**WHAT THE TASK REQUIRES**
Repeat each line word for word.
---- DATA SUPPLIED
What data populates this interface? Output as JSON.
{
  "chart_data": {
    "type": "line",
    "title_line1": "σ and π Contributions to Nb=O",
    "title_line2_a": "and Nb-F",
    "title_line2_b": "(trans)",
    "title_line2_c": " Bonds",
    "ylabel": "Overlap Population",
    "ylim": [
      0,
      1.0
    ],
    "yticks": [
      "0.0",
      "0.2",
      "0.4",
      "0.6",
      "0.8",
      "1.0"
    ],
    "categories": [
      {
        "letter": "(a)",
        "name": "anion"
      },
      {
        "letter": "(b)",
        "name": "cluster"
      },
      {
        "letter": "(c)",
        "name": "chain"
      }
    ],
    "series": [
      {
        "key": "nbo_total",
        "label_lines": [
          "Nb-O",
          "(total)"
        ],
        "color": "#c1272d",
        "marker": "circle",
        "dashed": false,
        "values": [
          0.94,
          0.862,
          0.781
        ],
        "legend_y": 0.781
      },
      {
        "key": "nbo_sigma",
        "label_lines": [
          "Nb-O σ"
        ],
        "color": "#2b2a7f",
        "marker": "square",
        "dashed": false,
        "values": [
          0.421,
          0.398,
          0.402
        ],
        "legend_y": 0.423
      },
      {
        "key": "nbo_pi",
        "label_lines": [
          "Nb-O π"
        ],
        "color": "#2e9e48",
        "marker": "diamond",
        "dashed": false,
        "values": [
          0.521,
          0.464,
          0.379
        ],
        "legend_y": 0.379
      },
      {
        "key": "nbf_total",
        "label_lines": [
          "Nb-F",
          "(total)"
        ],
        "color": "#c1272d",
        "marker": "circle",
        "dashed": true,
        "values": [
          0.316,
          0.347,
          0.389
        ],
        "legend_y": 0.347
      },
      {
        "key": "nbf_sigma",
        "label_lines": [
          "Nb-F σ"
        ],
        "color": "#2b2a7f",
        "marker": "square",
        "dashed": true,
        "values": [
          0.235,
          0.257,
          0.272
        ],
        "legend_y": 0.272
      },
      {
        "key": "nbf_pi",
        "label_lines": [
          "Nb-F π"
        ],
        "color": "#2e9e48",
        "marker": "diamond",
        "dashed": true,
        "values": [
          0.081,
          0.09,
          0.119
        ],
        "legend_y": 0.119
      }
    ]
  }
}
--------
**FINISHED TASK**
What data populates this interface? Output as JSON.
{
  "chart_data": {
    "type": "line",
    "title_line1": "σ and π Contributions to Nb=O",
    "title_line2_a": "and Nb-F",
    "title_line2_b": "(trans)",
    "title_line2_c": " Bonds",
    "ylabel": "Overlap Population",
    "ylim": [
      0,
      1.0
    ],
    "yticks": [
      "0.0",
      "0.2",
      "0.4",
      "0.6",
      "0.8",
      "1.0"
    ],
    "categories": [
      {
        "letter": "(a)",
        "name": "anion"
      },
      {
        "letter": "(b)",
        "name": "cluster"
      },
      {
        "letter": "(c)",
        "name": "chain"
      }
    ],
    "series": [
      {
        "key": "nbo_total",
        "label_lines": [
          "Nb-O",
          "(total)"
        ],
        "color": "#c1272d",
        "marker": "circle",
        "dashed": false,
        "values": [
          0.94,
          0.862,
          0.781
        ],
        "legend_y": 0.781
      },
      {
        "key": "nbo_sigma",
        "label_lines": [
          "Nb-O σ"
        ],
        "color": "#2b2a7f",
        "marker": "square",
        "dashed": false,
        "values": [
          0.421,
          0.398,
          0.402
        ],
        "legend_y": 0.423
      },
      {
        "key": "nbo_pi",
        "label_lines": [
          "Nb-O π"
        ],
        "color": "#2e9e48",
        "marker": "diamond",
        "dashed": false,
        "values": [
          0.521,
          0.464,
          0.379
        ],
        "legend_y": 0.379
      },
      {
        "key": "nbf_total",
        "label_lines": [
          "Nb-F",
          "(total)"
        ],
        "color": "#c1272d",
        "marker": "circle",
        "dashed": true,
        "values": [
          0.316,
          0.347,
          0.389
        ],
        "legend_y": 0.347
      },
      {
        "key": "nbf_sigma",
        "label_lines": [
          "Nb-F σ"
        ],
        "color": "#2b2a7f",
        "marker": "square",
        "dashed": true,
        "values": [
          0.235,
          0.257,
          0.272
        ],
        "legend_y": 0.272
      },
      {
        "key": "nbf_pi",
        "label_lines": [
          "Nb-F π"
        ],
        "color": "#2e9e48",
        "marker": "diamond",
        "dashed": true,
        "values": [
          0.081,
          0.09,
          0.119
        ],
        "legend_y": 0.119
      }
    ]
  }
}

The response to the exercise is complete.